* Job: Carry on the Lost Colony article below, picking up right after its last sentence. The material that follows the article is not part of it.

* Passage provided:
- - -
ROANOKE ISLAND — While immigration is a hot election-year topic, it’s perhaps notable that speculation continues unabated about the fate of America’s first English immigrants who vanished into the mists of history 437 years ago, with yet another twist in the saga of the real people who became known as the “Lost Colony.”
Could at least a group from the colony that briefly settled on the shores of today’s Roanoke Island, on North Carolina’s Outer Banks, have moved, not only 50 miles south or west, as many believe, but simply to the other side of the sound?
Sponsor Spotlight
According to records, when the colony’s governor John White returned three years after he left for supplies in 1587, the only evidence of the colony’s whereabouts was the word “Croatoan” – once the home of the Croatan Indians on Hatteras Island – carved on a fort palisade, and the letters “CRO” carved in an oak tree. That has been widely interpreted as a signal from the colonists that they moved to Croatoan – that is, Hatteras.
Alternately, there were signs that could have meant they went 50 miles into the mainland, as White said was discussed with the colonists before he departed.
But in a recent research report, “Croatan: The Untold Story,” veteran archaeologist Eric Klingelhofer, vice president of research with the nonprofit First Colony Foundation, says that a review of historic maps indicates that the Croatan tribe who had befriended the Roanoke colonists did not actually live on Hatteras Island; they lived on land across from Roanoke Island at what is now mainland Dare County. So if at least some colonists went to live with the Croatan Indians, they may have had to merely cross the sound.
- - -
* Given entries:
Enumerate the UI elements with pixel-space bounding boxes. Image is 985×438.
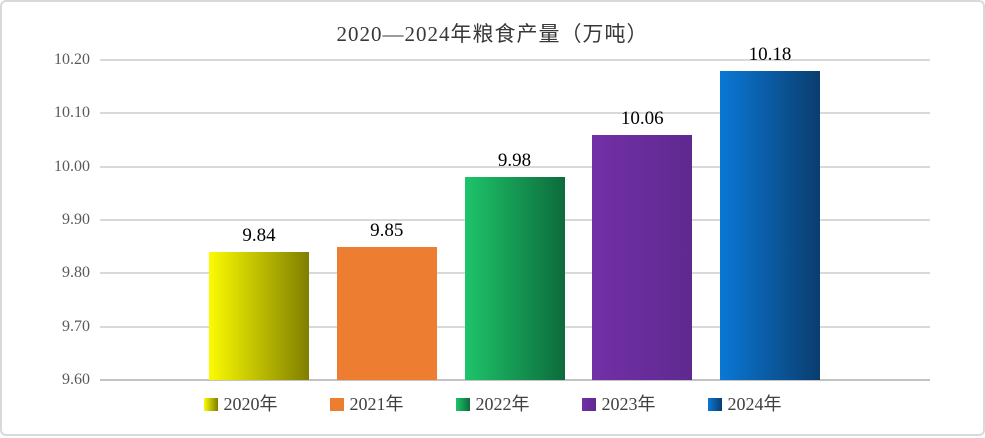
bar-2024年: 10.18 — [720, 44, 820, 380]
bar-value-label: 9.85 — [370, 219, 404, 241]
chart-title: 2020—2024年粮食产量（万吨） — [336, 22, 649, 46]
legend-label: 2020年 — [223, 394, 278, 414]
legend-item-2024年: 2024年 — [707, 394, 782, 414]
legend-label: 2022年 — [475, 394, 530, 414]
gridline — [100, 112, 930, 115]
legend-swatch-icon — [581, 397, 596, 411]
bar-value-label: 10.18 — [748, 43, 792, 65]
gridline — [100, 59, 930, 61]
legend-swatch-icon — [203, 397, 218, 411]
legend-label: 2024年 — [727, 394, 782, 414]
plot-area: 9.84 9.85 9.98 10.06 10.18 — [100, 44, 930, 381]
legend-item-2022年: 2022年 — [455, 394, 530, 414]
bar-value-label: 9.84 — [242, 225, 276, 246]
bar-2021年: 9.85 — [336, 220, 437, 380]
legend-swatch-icon — [455, 397, 470, 411]
y-axis: 10.20 10.10 10.00 9.90 9.80 9.70 9.60 — [2, 2, 90, 438]
legend-item-2020年: 2020年 — [203, 394, 278, 414]
y-axis-tick-label: 10.10 — [54, 104, 90, 122]
y-axis-tick-label: 10.00 — [54, 157, 90, 175]
legend-item-2021年: 2021年 — [329, 394, 404, 414]
y-axis-tick-label: 9.90 — [62, 211, 90, 228]
legend-item-2023年: 2023年 — [581, 394, 656, 414]
legend-label: 2023年 — [601, 394, 656, 414]
gridline — [100, 165, 930, 168]
y-axis-tick-label: 9.80 — [62, 264, 90, 282]
bar-2022年: 9.98 — [464, 150, 565, 380]
bar-value-label: 10.06 — [620, 107, 664, 129]
bar-2020年: 9.84 — [209, 225, 309, 380]
legend-label: 2021年 — [349, 394, 404, 414]
gridline — [100, 379, 930, 381]
bar-value-label: 9.98 — [497, 150, 532, 172]
legend-swatch-icon — [707, 397, 722, 411]
legend: 2020年 2021年 2022年 2023年 2024年 — [2, 394, 983, 414]
legend-swatch-icon — [329, 397, 344, 411]
y-axis-tick-label: 10.20 — [54, 51, 90, 68]
bar-2023年: 10.06 — [592, 108, 693, 380]
y-axis-tick-label: 9.60 — [62, 371, 90, 388]
y-axis-tick-label: 9.70 — [62, 317, 90, 335]
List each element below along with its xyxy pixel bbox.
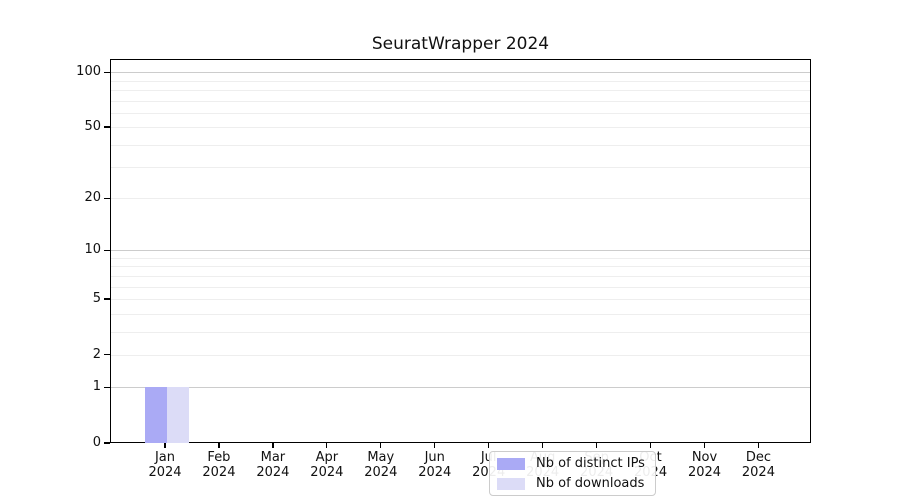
y-axis-tick-mark (104, 354, 110, 356)
y-axis-tick-label: 100 (76, 64, 101, 80)
x-axis-tick-label: Jun 2024 (403, 450, 467, 480)
x-tick-month: Feb (207, 450, 231, 465)
x-axis-tick-label: Nov 2024 (673, 450, 737, 480)
minor-gridline (111, 258, 810, 259)
x-tick-year: 2024 (148, 465, 182, 480)
y-axis-tick-label: 2 (92, 346, 101, 362)
x-tick-month: Jun (424, 450, 445, 465)
x-tick-year: 2024 (202, 465, 236, 480)
minor-gridline (111, 89, 810, 91)
x-tick-month: Nov (691, 450, 718, 465)
x-tick-month: Mar (260, 450, 286, 465)
x-axis-tick-mark (703, 443, 706, 448)
minor-gridline (111, 313, 810, 315)
legend-label-distinct-ips: Nb of distinct IPs (536, 456, 645, 471)
x-axis-tick-mark (488, 443, 490, 448)
minor-gridline (111, 266, 810, 268)
legend-entry-distinct-ips: Nb of distinct IPs (497, 455, 648, 472)
x-axis-tick-label: Jan 2024 (133, 450, 197, 480)
x-axis-tick-mark (380, 443, 382, 448)
major-gridline (111, 387, 810, 389)
minor-gridline (111, 100, 810, 102)
x-axis-tick-mark (218, 443, 220, 448)
y-axis-tick-label: 5 (92, 291, 101, 307)
y-axis-tick-mark (104, 386, 110, 388)
legend: Nb of distinct IPs Nb of downloads (489, 451, 656, 496)
x-axis-tick-mark (272, 443, 274, 448)
bar-distinct-ips (144, 387, 167, 443)
minor-gridline (111, 167, 810, 169)
x-tick-year: 2024 (256, 465, 290, 480)
x-axis-tick-mark (326, 443, 328, 448)
minor-gridline (111, 80, 810, 82)
minor-gridline (111, 198, 810, 200)
x-axis-tick-mark (164, 443, 166, 448)
y-axis-tick-mark (104, 71, 110, 73)
y-axis-tick-label: 50 (84, 119, 101, 135)
legend-entry-downloads: Nb of downloads (497, 475, 648, 492)
x-axis-tick-label: Apr 2024 (295, 450, 359, 480)
legend-swatch-distinct-ips (497, 457, 525, 470)
x-tick-month: May (367, 450, 395, 465)
x-axis-tick-label: Feb 2024 (187, 450, 251, 480)
minor-gridline (111, 354, 810, 356)
x-axis-tick-mark (542, 443, 544, 448)
y-axis-tick-mark (104, 298, 110, 300)
y-axis-tick-label: 0 (92, 435, 101, 450)
major-gridline (111, 72, 810, 74)
y-axis-tick-label: 20 (84, 190, 101, 206)
minor-gridline (111, 112, 810, 114)
x-tick-year: 2024 (310, 465, 344, 480)
minor-gridline (111, 127, 810, 129)
minor-gridline (111, 286, 810, 288)
major-gridline (111, 250, 810, 252)
x-tick-year: 2024 (364, 465, 398, 480)
minor-gridline (111, 275, 810, 277)
y-axis-tick-label: 10 (84, 242, 101, 258)
legend-label-downloads: Nb of downloads (536, 476, 645, 491)
legend-swatch-downloads (497, 477, 525, 490)
x-axis-tick-mark (595, 443, 598, 448)
x-axis-tick-mark (649, 443, 652, 448)
y-axis-tick-mark (104, 126, 110, 128)
x-tick-month: Apr (315, 450, 339, 465)
x-axis-tick-mark (757, 443, 760, 448)
x-tick-month: Dec (745, 450, 772, 465)
minor-gridline (111, 331, 810, 333)
y-axis-tick-label: 1 (92, 379, 101, 395)
x-axis-tick-mark (434, 443, 436, 448)
y-axis-tick-mark (104, 197, 110, 200)
x-axis-tick-label: Mar 2024 (241, 450, 305, 480)
y-axis-tick-mark (104, 249, 110, 251)
minor-gridline (111, 299, 810, 301)
x-tick-month: Jan (154, 450, 176, 465)
x-axis-tick-label: May 2024 (349, 450, 413, 480)
plot-area: Nb of distinct IPs Nb of downloads (110, 59, 811, 496)
bar-downloads (166, 387, 189, 443)
x-tick-year: 2024 (418, 465, 452, 480)
x-tick-year: 2024 (687, 465, 722, 480)
x-tick-year: 2024 (741, 465, 775, 480)
minor-gridline (111, 144, 810, 146)
y-axis-tick-mark (104, 442, 110, 444)
chart-title: SeuratWrapper 2024 (371, 34, 550, 54)
x-axis-tick-label: Dec 2024 (726, 450, 790, 480)
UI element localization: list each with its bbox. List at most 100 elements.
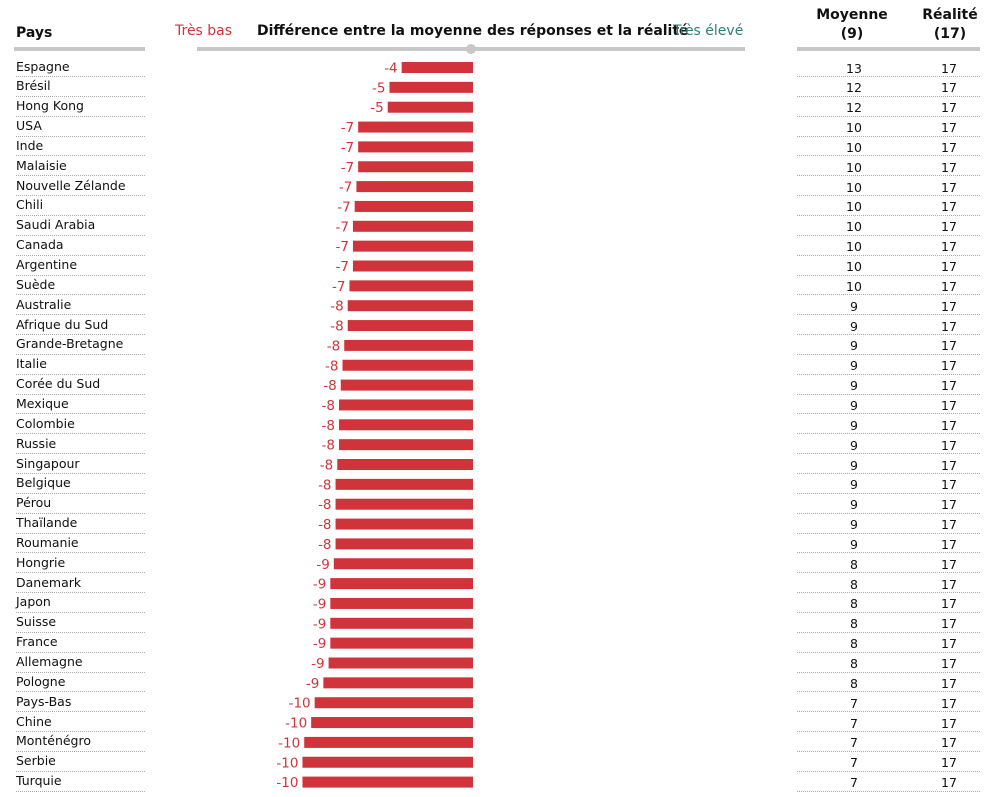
- - -
* Response to this task:
“Cartographic study therefore suggests that a broad territory was attributed in the historical period to the remnant Croatoans, and that the likely location for their core habitation and Dasemunkepeuc itself lay northwest of Roanoke in the vicinity of modern Mashoes,” Klingelhofer asserts in the report, published on the foundation’s website.
Dasemunkepeuc, an Algonquian village, was located at present-day Mann’s Harbor, near Mashoes. The Croatan and Roanoke were branches of Algonquian Indians.
Sponsor Spotlight
What his research shows is that the Croatan had left Buxton on Hatteras Island at some point after the arrival of the English in the mid-1580s, and relocated to the mainland where they could grow crops, Klingelhofer, a retired professor of history at Mercer University, told Coastal Review in a recent interview.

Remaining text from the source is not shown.